What the exercise asks -> Select and reproduce each line of the listing below that bears the string "sample".

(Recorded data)
————————
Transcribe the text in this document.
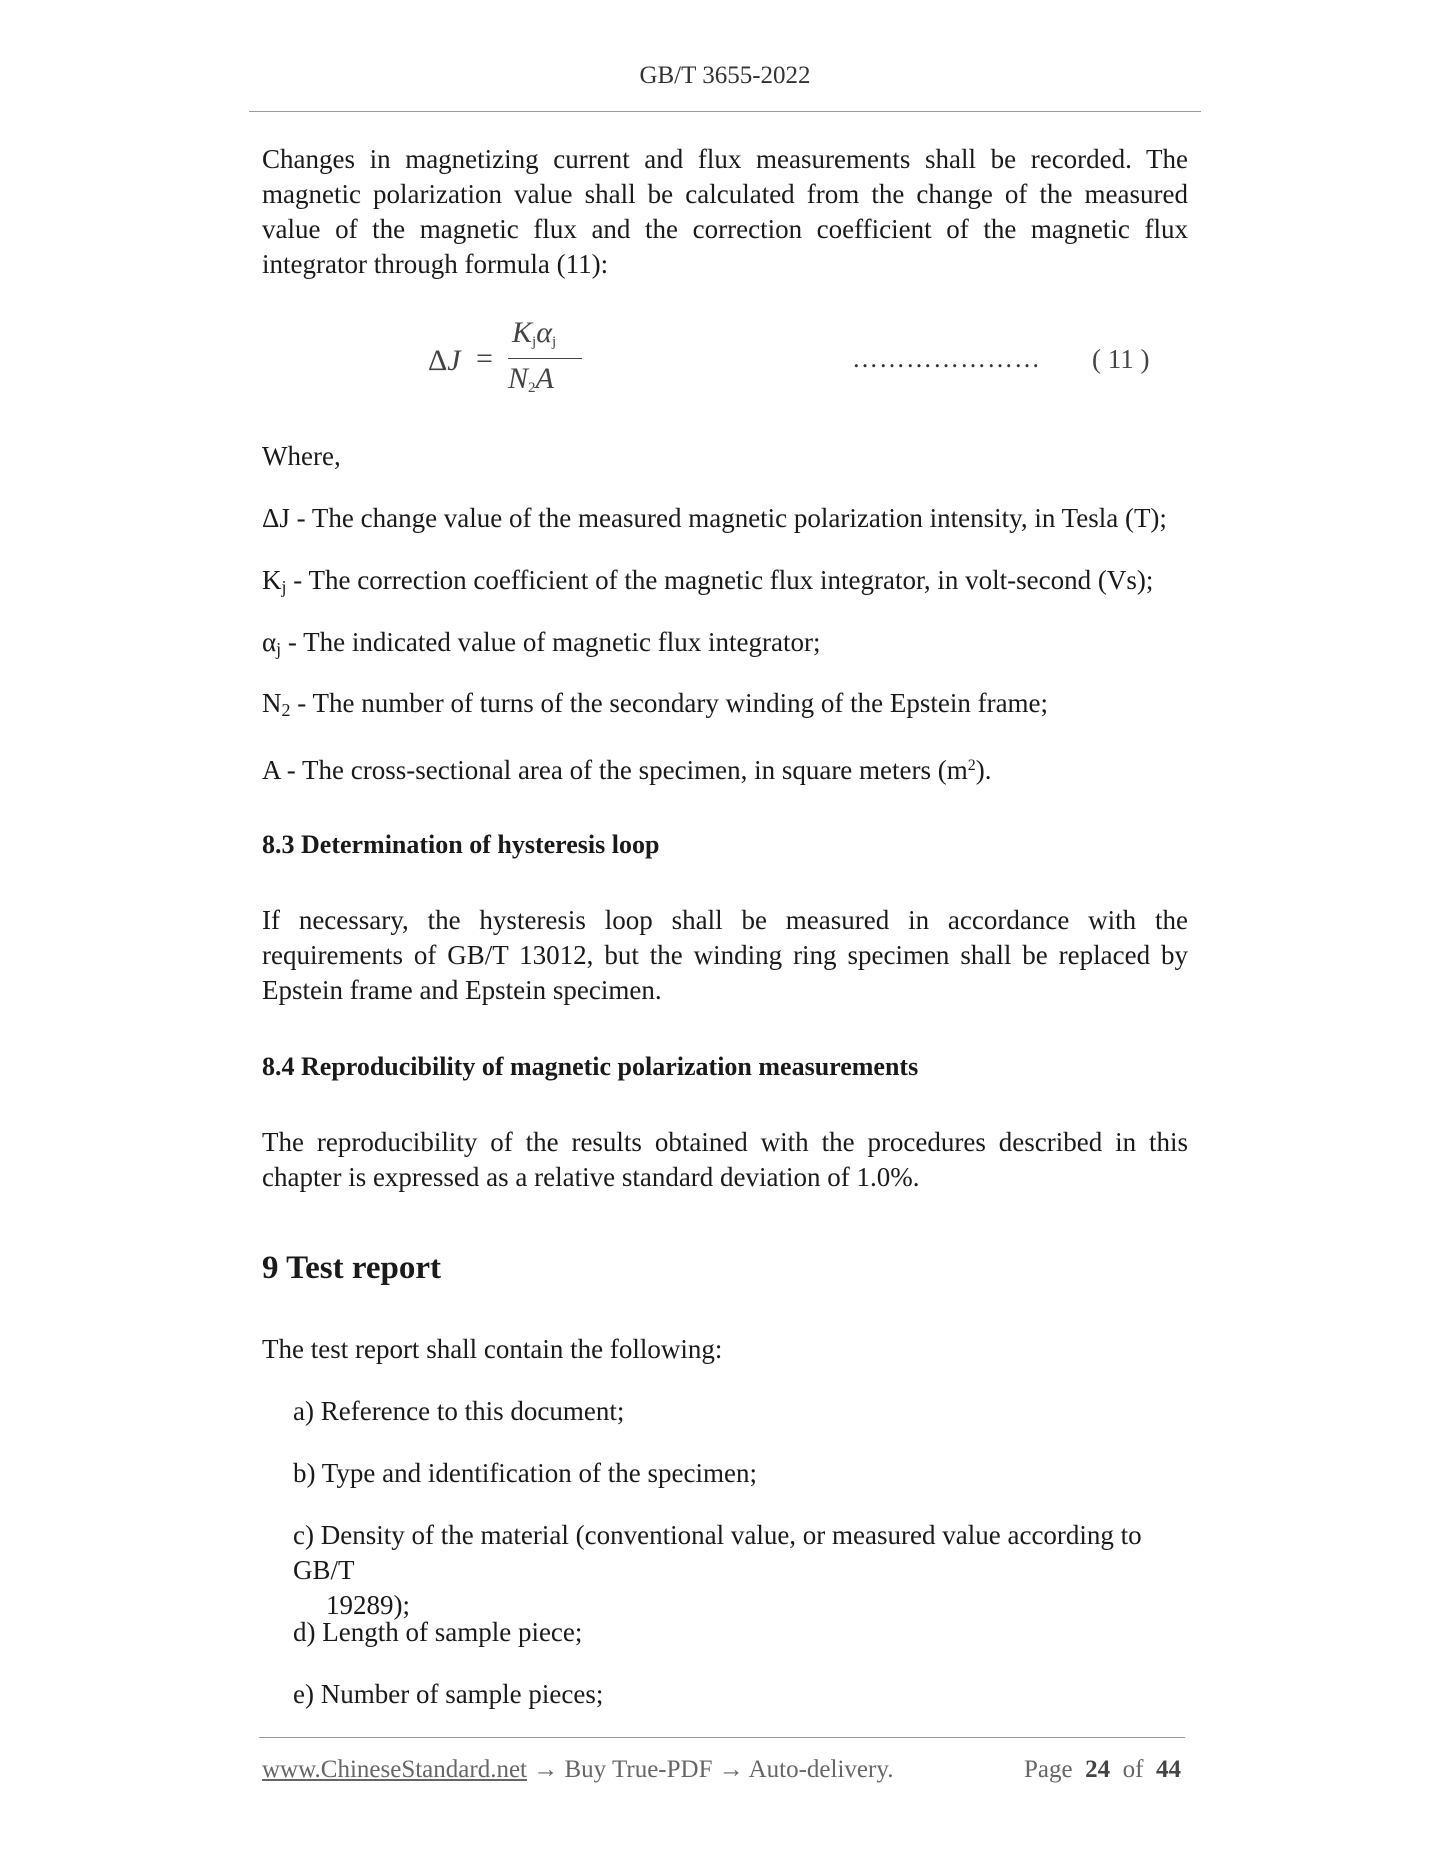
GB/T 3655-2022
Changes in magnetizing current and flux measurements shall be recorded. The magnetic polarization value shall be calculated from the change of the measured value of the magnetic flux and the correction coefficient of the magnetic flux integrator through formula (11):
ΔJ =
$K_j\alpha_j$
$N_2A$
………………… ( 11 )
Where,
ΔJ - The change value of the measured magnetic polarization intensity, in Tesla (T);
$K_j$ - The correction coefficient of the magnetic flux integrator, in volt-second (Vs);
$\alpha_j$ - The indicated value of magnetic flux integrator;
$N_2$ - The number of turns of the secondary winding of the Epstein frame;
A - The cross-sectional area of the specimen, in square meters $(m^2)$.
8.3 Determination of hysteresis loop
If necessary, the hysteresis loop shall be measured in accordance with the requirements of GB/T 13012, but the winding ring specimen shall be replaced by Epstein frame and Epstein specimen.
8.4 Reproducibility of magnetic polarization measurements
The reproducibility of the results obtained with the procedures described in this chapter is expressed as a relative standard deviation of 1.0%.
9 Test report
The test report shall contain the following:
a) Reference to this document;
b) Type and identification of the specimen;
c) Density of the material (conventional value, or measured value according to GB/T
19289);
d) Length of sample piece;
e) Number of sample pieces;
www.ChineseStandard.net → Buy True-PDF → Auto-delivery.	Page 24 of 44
————————
Finished answer ->
d) Length of sample piece;
e) Number of sample pieces;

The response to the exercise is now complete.